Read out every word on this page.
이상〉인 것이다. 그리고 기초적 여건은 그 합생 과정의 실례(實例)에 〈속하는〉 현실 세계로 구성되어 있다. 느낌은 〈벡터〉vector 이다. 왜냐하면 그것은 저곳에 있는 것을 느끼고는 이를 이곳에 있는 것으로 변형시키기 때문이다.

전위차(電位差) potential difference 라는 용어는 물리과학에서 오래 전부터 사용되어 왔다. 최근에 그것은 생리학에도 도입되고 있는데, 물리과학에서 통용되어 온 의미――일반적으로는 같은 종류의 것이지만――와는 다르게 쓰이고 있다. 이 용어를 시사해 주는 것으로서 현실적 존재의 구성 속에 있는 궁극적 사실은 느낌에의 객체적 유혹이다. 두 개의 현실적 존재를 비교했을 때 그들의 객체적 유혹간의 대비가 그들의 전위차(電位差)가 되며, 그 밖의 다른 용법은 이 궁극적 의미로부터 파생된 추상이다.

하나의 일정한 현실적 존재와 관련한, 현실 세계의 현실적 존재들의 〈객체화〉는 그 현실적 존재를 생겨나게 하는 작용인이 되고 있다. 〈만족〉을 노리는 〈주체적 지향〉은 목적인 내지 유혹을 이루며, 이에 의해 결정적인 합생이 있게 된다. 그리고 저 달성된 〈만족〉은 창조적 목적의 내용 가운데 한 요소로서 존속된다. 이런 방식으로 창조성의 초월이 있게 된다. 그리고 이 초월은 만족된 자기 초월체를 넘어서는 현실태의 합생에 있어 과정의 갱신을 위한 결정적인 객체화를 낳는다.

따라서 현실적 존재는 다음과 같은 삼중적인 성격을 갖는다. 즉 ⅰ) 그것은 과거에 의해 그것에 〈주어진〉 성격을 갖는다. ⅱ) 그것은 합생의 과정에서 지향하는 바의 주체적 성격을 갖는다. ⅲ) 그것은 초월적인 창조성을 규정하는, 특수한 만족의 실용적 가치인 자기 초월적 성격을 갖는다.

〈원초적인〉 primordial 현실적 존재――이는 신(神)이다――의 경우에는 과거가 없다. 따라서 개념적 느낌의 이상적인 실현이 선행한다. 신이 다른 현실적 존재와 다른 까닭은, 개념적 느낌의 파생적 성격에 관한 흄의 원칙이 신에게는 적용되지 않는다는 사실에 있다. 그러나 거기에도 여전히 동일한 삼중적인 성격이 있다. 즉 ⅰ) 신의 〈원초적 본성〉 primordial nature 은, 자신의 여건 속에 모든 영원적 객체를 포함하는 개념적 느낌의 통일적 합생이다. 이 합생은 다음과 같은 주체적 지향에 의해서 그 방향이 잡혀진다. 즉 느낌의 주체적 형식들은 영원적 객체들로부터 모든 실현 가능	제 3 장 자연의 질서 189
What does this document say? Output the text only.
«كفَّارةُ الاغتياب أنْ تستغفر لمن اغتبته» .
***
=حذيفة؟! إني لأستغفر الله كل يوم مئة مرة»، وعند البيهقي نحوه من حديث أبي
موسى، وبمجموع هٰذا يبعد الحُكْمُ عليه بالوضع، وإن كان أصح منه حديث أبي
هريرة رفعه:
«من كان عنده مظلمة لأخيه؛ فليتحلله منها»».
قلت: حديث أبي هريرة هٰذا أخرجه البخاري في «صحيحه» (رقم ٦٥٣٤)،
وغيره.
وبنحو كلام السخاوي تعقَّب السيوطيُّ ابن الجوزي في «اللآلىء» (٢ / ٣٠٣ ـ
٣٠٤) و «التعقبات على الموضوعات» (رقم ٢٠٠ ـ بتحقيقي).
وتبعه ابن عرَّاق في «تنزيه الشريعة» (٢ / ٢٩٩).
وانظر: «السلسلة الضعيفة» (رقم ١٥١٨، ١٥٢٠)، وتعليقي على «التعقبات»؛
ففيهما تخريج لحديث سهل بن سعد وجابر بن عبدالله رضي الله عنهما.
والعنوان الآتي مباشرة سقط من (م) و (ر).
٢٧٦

*GIVEN REQUEST:* Repeat the data precisely, reproducing every entry.

*WORKED SOLUTION:*
Read out every word on this page.
이상〉인 것이다. 그리고 기초적 여건은 그 합생 과정의 실례(實例)에 〈속하는〉 현실 세계로 구성되어 있다. 느낌은 〈벡터〉vector 이다. 왜냐하면 그것은 저곳에 있는 것을 느끼고는 이를 이곳에 있는 것으로 변형시키기 때문이다.

전위차(電位差) potential difference 라는 용어는 물리과학에서 오래 전부터 사용되어 왔다. 최근에 그것은 생리학에도 도입되고 있는데, 물리과학에서 통용되어 온 의미――일반적으로는 같은 종류의 것이지만――와는 다르게 쓰이고 있다. 이 용어를 시사해 주는 것으로서 현실적 존재의 구성 속에 있는 궁극적 사실은 느낌에의 객체적 유혹이다. 두 개의 현실적 존재를 비교했을 때 그들의 객체적 유혹간의 대비가 그들의 전위차(電位差)가 되며, 그 밖의 다른 용법은 이 궁극적 의미로부터 파생된 추상이다.

하나의 일정한 현실적 존재와 관련한, 현실 세계의 현실적 존재들의 〈객체화〉는 그 현실적 존재를 생겨나게 하는 작용인이 되고 있다. 〈만족〉을 노리는 〈주체적 지향〉은 목적인 내지 유혹을 이루며, 이에 의해 결정적인 합생이 있게 된다. 그리고 저 달성된 〈만족〉은 창조적 목적의 내용 가운데 한 요소로서 존속된다. 이런 방식으로 창조성의 초월이 있게 된다. 그리고 이 초월은 만족된 자기 초월체를 넘어서는 현실태의 합생에 있어 과정의 갱신을 위한 결정적인 객체화를 낳는다.

따라서 현실적 존재는 다음과 같은 삼중적인 성격을 갖는다. 즉 ⅰ) 그것은 과거에 의해 그것에 〈주어진〉 성격을 갖는다. ⅱ) 그것은 합생의 과정에서 지향하는 바의 주체적 성격을 갖는다. ⅲ) 그것은 초월적인 창조성을 규정하는, 특수한 만족의 실용적 가치인 자기 초월적 성격을 갖는다.

〈원초적인〉 primordial 현실적 존재――이는 신(神)이다――의 경우에는 과거가 없다. 따라서 개념적 느낌의 이상적인 실현이 선행한다. 신이 다른 현실적 존재와 다른 까닭은, 개념적 느낌의 파생적 성격에 관한 흄의 원칙이 신에게는 적용되지 않는다는 사실에 있다. 그러나 거기에도 여전히 동일한 삼중적인 성격이 있다. 즉 ⅰ) 신의 〈원초적 본성〉 primordial nature 은, 자신의 여건 속에 모든 영원적 객체를 포함하는 개념적 느낌의 통일적 합생이다. 이 합생은 다음과 같은 주체적 지향에 의해서 그 방향이 잡혀진다. 즉 느낌의 주체적 형식들은 영원적 객체들로부터 모든 실현 가능	제 3 장 자연의 질서 189
What does this document say? Output the text only.
«كفَّارةُ الاغتياب أنْ تستغفر لمن اغتبته» .
***
=حذيفة؟! إني لأستغفر الله كل يوم مئة مرة»، وعند البيهقي نحوه من حديث أبي
موسى، وبمجموع هٰذا يبعد الحُكْمُ عليه بالوضع، وإن كان أصح منه حديث أبي
هريرة رفعه:
«من كان عنده مظلمة لأخيه؛ فليتحلله منها»».
قلت: حديث أبي هريرة هٰذا أخرجه البخاري في «صحيحه» (رقم ٦٥٣٤)،
وغيره.
وبنحو كلام السخاوي تعقَّب السيوطيُّ ابن الجوزي في «اللآلىء» (٢ / ٣٠٣ ـ
٣٠٤) و «التعقبات على الموضوعات» (رقم ٢٠٠ ـ بتحقيقي).
وتبعه ابن عرَّاق في «تنزيه الشريعة» (٢ / ٢٩٩).
وانظر: «السلسلة الضعيفة» (رقم ١٥١٨، ١٥٢٠)، وتعليقي على «التعقبات»؛
ففيهما تخريج لحديث سهل بن سعد وجابر بن عبدالله رضي الله عنهما.
والعنوان الآتي مباشرة سقط من (م) و (ر).
٢٧٦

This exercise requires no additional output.